» **WHAT YOU WILL DO**:
Retype every line of the records below verbatim, omitting the picture lines.

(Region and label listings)
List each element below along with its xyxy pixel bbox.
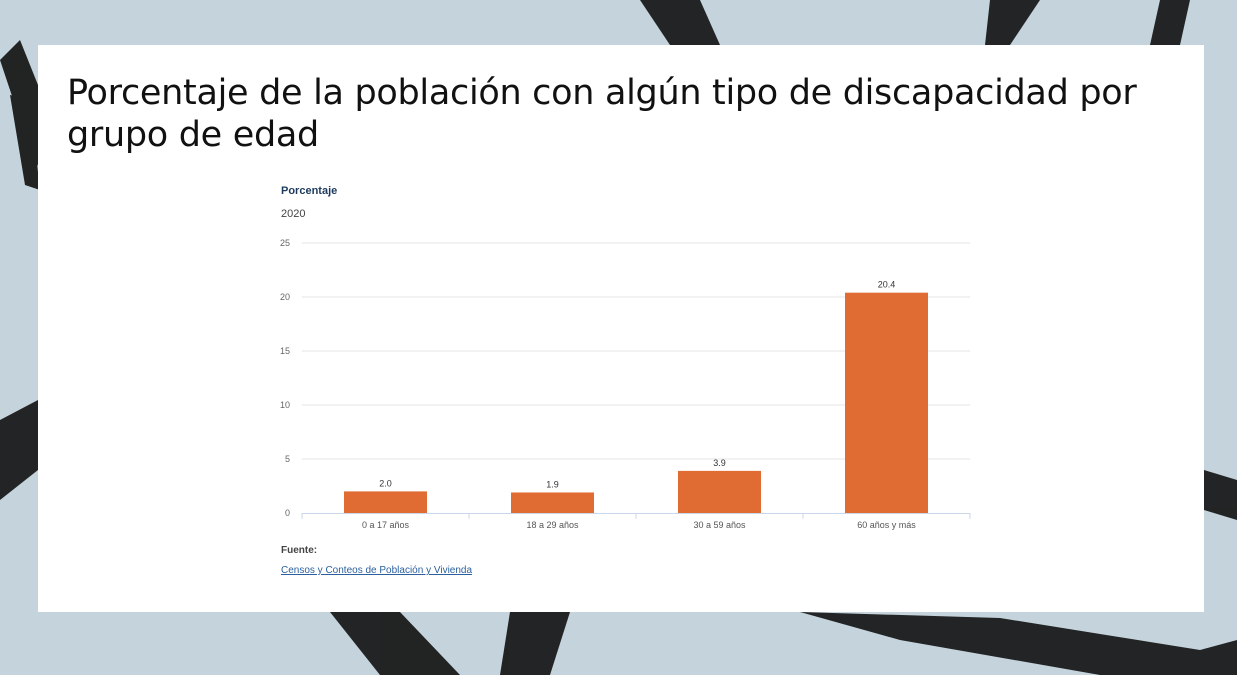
x-tick-label: 18 a 29 años [526,520,579,530]
chart-subtitle: 2020 [281,208,306,220]
slide-panel [38,45,1204,612]
y-tick-label: 10 [280,400,290,410]
slide-title: Porcentaje de la población con algún tip… [67,73,1137,155]
source-heading: Fuente: [281,545,318,556]
x-tick-label: 30 a 59 años [693,520,746,530]
y-tick-label: 5 [285,454,290,464]
source-link[interactable]: Censos y Conteos de Población y Vivienda [281,565,473,576]
data-label: 20.4 [878,280,896,290]
x-tick-label: 0 a 17 años [362,520,410,530]
y-tick-label: 25 [280,238,290,248]
y-axis-title: Porcentaje [281,185,338,197]
bar [678,470,761,513]
y-tick-label: 0 [285,508,290,518]
y-tick-label: 20 [280,292,290,302]
x-tick-label: 60 años y más [857,520,916,530]
y-tick-label: 15 [280,346,290,356]
data-label: 1.9 [546,479,559,489]
bar [344,491,427,513]
bar [845,292,928,513]
bar [511,492,594,513]
data-label: 2.0 [379,478,392,488]
data-label: 3.9 [713,458,726,468]
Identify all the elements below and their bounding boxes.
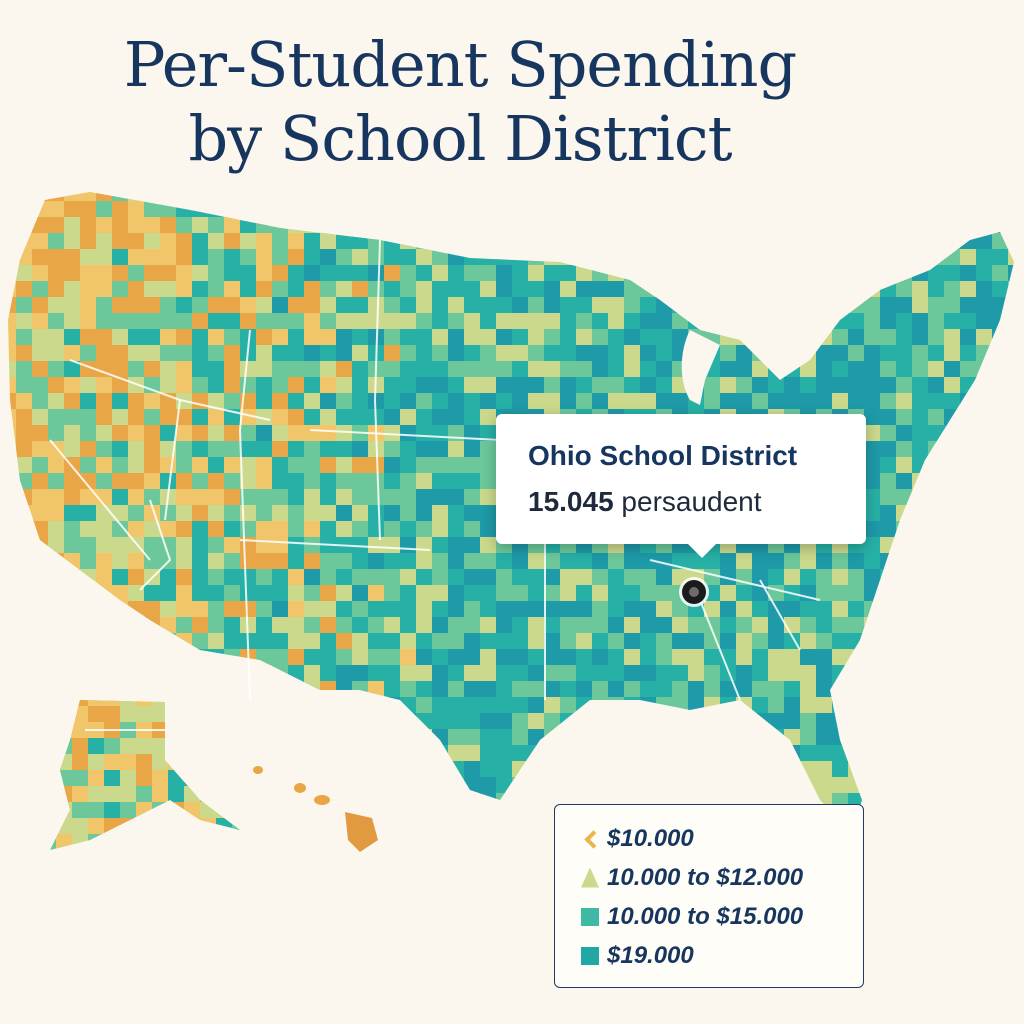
lake-michigan [681,315,800,405]
legend-label: $19.000 [607,941,694,969]
legend-swatch [581,907,599,926]
hawaii [253,766,378,852]
title-line-2: by School District [188,102,732,175]
state-boundaries [49,239,821,731]
legend-label: 10.000 to $15.000 [607,902,804,930]
alaska [50,700,240,850]
triangle-icon [581,867,599,888]
title-line-1: Per-Student Spending [123,28,797,101]
legend-item: 10.000 to $12.000 [581,858,863,897]
tooltip-title: Ohio School District [528,440,798,471]
map-legend: $10.000 10.000 to $12.000 10.000 to $15.… [554,804,864,988]
legend-label: 10.000 to $12.000 [607,863,804,891]
legend-item: $10.000 [581,819,863,858]
legend-label: $10.000 [607,824,694,852]
location-pin-icon[interactable] [682,580,706,604]
map-title: Per-Student Spending by School District [0,28,920,176]
tooltip-value-line: 15.045 persaudent [528,486,866,518]
chevron-left-icon [581,830,599,848]
legend-item: $19.000 [581,936,863,975]
tooltip-value: 15.045 [528,486,614,517]
legend-swatch [581,946,599,965]
legend-item: 10.000 to $15.000 [581,897,863,936]
district-tooltip: Ohio School District 15.045 persaudent [496,414,866,558]
tooltip-unit: persaudent [621,486,762,517]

» **SOLVED PROBLEM**:
List each element below along with its xyxy pixel bbox.
x-tick-label: 18 a 29 años [526,520,579,530]
chart-subtitle: 2020 [281,208,306,220]
slide-panel [38,45,1204,612]
y-tick-label: 10 [280,400,290,410]
slide-title: Porcentaje de la población con algún tip… [67,73,1137,155]
source-heading: Fuente: [281,545,318,556]
x-tick-label: 30 a 59 años [693,520,746,530]
y-tick-label: 5 [285,454,290,464]
source-link[interactable]: Censos y Conteos de Población y Vivienda [281,565,473,576]
data-label: 20.4 [878,280,896,290]
x-tick-label: 0 a 17 años [362,520,410,530]
y-tick-label: 25 [280,238,290,248]
y-axis-title: Porcentaje [281,185,338,197]
bar [678,470,761,513]
y-tick-label: 0 [285,508,290,518]
y-tick-label: 20 [280,292,290,302]
x-tick-label: 60 años y más [857,520,916,530]
y-tick-label: 15 [280,346,290,356]
data-label: 1.9 [546,479,559,489]
bar [344,491,427,513]
bar [845,292,928,513]
bar [511,492,594,513]
data-label: 2.0 [379,478,392,488]
data-label: 3.9 [713,458,726,468]
Identify all the elements below and their bounding boxes.
lake-michigan [681,315,800,405]
legend-label: $19.000 [607,941,694,969]
legend-swatch [581,907,599,926]
hawaii [253,766,378,852]
title-line-2: by School District [188,102,732,175]
state-boundaries [49,239,821,731]
legend-label: 10.000 to $15.000 [607,902,804,930]
alaska [50,700,240,850]
triangle-icon [581,867,599,888]
title-line-1: Per-Student Spending [123,28,797,101]
legend-item: 10.000 to $12.000 [581,858,863,897]
tooltip-title: Ohio School District [528,440,798,471]
map-legend: $10.000 10.000 to $12.000 10.000 to $15.… [554,804,864,988]
legend-label: 10.000 to $12.000 [607,863,804,891]
legend-item: $10.000 [581,819,863,858]
legend-label: $10.000 [607,824,694,852]
location-pin-icon[interactable] [682,580,706,604]
map-title: Per-Student Spending by School District [0,28,920,176]
tooltip-value-line: 15.045 persaudent [528,486,866,518]
chevron-left-icon [581,830,599,848]
legend-item: $19.000 [581,936,863,975]
tooltip-value: 15.045 [528,486,614,517]
legend-swatch [581,946,599,965]
legend-item: 10.000 to $15.000 [581,897,863,936]
district-tooltip: Ohio School District 15.045 persaudent [496,414,866,558]
tooltip-unit: persaudent [621,486,762,517]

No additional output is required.